(Dataset excerpt)
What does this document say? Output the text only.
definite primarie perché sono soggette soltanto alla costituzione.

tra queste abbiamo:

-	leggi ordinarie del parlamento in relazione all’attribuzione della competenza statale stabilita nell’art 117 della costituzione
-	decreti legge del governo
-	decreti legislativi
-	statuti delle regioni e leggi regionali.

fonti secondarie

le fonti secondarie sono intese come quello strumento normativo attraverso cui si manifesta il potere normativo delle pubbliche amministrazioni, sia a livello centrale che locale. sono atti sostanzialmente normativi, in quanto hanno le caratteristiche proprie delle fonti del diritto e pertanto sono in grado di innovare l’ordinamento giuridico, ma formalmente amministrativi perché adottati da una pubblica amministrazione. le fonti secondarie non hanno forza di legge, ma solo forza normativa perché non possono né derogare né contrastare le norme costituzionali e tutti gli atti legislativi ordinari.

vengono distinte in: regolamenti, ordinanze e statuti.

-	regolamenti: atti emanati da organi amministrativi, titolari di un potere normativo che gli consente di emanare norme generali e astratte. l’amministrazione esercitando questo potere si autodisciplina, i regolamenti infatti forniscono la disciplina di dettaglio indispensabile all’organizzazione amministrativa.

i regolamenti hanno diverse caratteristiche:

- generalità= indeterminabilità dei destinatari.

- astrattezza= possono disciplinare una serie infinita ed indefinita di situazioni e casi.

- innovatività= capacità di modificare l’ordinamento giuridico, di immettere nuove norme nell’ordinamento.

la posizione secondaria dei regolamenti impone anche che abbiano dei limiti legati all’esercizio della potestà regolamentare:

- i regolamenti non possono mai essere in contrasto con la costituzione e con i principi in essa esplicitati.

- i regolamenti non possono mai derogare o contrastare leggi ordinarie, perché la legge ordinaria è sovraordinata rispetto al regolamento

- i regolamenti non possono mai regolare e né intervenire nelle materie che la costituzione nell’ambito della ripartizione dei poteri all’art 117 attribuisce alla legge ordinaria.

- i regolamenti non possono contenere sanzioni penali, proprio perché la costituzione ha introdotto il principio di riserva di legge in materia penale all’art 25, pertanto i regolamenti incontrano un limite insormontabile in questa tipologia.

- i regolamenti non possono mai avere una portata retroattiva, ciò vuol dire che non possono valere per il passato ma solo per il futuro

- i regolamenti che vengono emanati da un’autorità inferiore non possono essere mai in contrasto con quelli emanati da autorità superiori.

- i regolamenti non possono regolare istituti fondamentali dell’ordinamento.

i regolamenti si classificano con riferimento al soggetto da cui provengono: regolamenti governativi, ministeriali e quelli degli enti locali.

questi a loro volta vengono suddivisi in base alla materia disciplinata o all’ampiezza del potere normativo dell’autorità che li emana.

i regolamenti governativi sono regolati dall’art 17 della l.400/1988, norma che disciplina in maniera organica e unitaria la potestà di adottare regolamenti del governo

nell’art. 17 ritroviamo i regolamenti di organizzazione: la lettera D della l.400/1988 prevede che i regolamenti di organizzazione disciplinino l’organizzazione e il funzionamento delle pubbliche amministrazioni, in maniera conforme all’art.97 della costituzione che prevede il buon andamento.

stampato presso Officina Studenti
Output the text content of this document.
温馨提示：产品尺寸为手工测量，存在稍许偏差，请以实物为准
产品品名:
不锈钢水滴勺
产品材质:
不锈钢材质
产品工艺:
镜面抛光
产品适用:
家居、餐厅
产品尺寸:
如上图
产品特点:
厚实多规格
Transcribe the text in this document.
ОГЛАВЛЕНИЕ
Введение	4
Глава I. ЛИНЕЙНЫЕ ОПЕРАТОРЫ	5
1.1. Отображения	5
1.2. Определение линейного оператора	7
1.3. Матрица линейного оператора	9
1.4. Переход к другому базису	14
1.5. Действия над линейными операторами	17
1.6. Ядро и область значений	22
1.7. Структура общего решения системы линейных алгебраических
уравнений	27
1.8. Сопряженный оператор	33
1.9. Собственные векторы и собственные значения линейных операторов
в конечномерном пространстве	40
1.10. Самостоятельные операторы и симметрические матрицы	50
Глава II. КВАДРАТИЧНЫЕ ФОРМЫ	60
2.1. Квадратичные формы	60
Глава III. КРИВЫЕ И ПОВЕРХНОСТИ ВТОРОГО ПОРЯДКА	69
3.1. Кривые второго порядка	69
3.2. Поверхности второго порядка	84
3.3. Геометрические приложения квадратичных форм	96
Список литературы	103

→ What you are asked to do
Return every line above that contains the word "decreti".

→ The output
-	decreti legge del governo
-	decreti legislativi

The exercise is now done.